* Task requirements:
Reproduce every line of the material below, but drop the pictures.

#####

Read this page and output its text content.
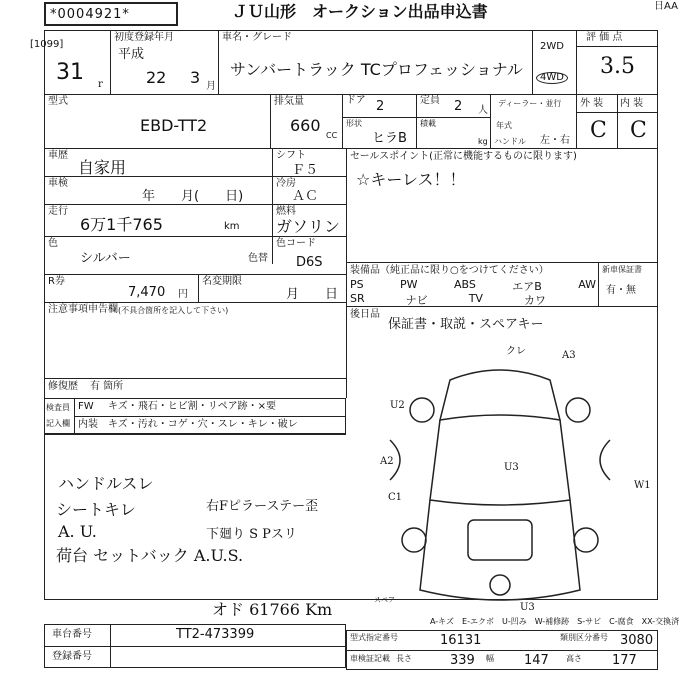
*0004921*	ＪＵ山形　オークション出品申込書	日AA
[1099]
31 r
初度登録年月
平成
22 3 月
車名・グレード
サンバートラック TCプロフェッショナル
2WD
4WD
評 価 点
3.5
型式
EBD-TT2
排気量
660
CC
ドア 2	定員 2 人
形状
ヒラB
積載
kg
ディーラー・並行
年式
ハンドル 左・右
外 装 内 装
C C
車歴
自家用
シフト
Ｆ５
車検
年　　月(　　日)
冷房
ＡＣ
走行
6万1千765	km
燃料
ガソリン
色
シルバー	色替
色コード
D6S
R券
7,470 円
名変期限
月　　日
注意事項申告欄 (不具合箇所を記入して下さい)
修復歴 有 箇所
セールスポイント(正常に機能するものに限ります)
☆キーレス！！
装備品（純正品に限り○をつけてください）
PS	PW	ABS	エアB	AW
SR	ナビ	TV	カワ
新車保証書
有・無
後日品
保証書・取説・スペアキー
検査員
記入欄
FW キズ・飛石・ヒビ割・リペア跡・×要
内装 キズ・汚れ・コゲ・穴・スレ・キレ・破レ
ハンドルスレ
シートキレ
A. U.
荷台 セットバック A.U.S.
右Fピラーステー歪
下廻り S Pスリ
オド 61766 Km
クレ	A3
U2
U3
A2
W1
C1
U3
スペア
A-キズ　E-エクボ　U-凹み　W-補修跡　S-サビ　C-腐食　XX-交換済
車台番号	TT2-473399
登録番号
型式指定番号	16131	類別区分番号 3080
車検証記載 長さ	339 幅 147 高さ 177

#####

* Answer to this exercise:
Read this page and output its text content.
*0004921*	ＪＵ山形　オークション出品申込書	日AA
[1099]
31 r
初度登録年月
平成
22 3 月
車名・グレード
サンバートラック TCプロフェッショナル
2WD
4WD
評 価 点
3.5
型式
EBD-TT2
排気量
660
CC
ドア 2	定員 2 人
形状
ヒラB
積載
kg
ディーラー・並行
年式
ハンドル 左・右
外 装 内 装
C C
車歴
自家用
シフト
Ｆ５
車検
年　　月(　　日)
冷房
ＡＣ
走行
6万1千765	km
燃料
ガソリン
色
シルバー	色替
色コード
D6S
R券
7,470 円
名変期限
月　　日
注意事項申告欄 (不具合箇所を記入して下さい)
修復歴 有 箇所
セールスポイント(正常に機能するものに限ります)
☆キーレス！！
装備品（純正品に限り○をつけてください）
PS	PW	ABS	エアB	AW
SR	ナビ	TV	カワ
新車保証書
有・無
後日品
保証書・取説・スペアキー
検査員
記入欄
FW キズ・飛石・ヒビ割・リペア跡・×要
内装 キズ・汚れ・コゲ・穴・スレ・キレ・破レ
ハンドルスレ
シートキレ
A. U.
荷台 セットバック A.U.S.
右Fピラーステー歪
下廻り S Pスリ
オド 61766 Km
クレ	A3
U2
U3
A2
W1
C1
U3
スペア
A-キズ　E-エクボ　U-凹み　W-補修跡　S-サビ　C-腐食　XX-交換済
車台番号	TT2-473399
登録番号
型式指定番号	16131	類別区分番号 3080
車検証記載 長さ	339 幅 147 高さ 177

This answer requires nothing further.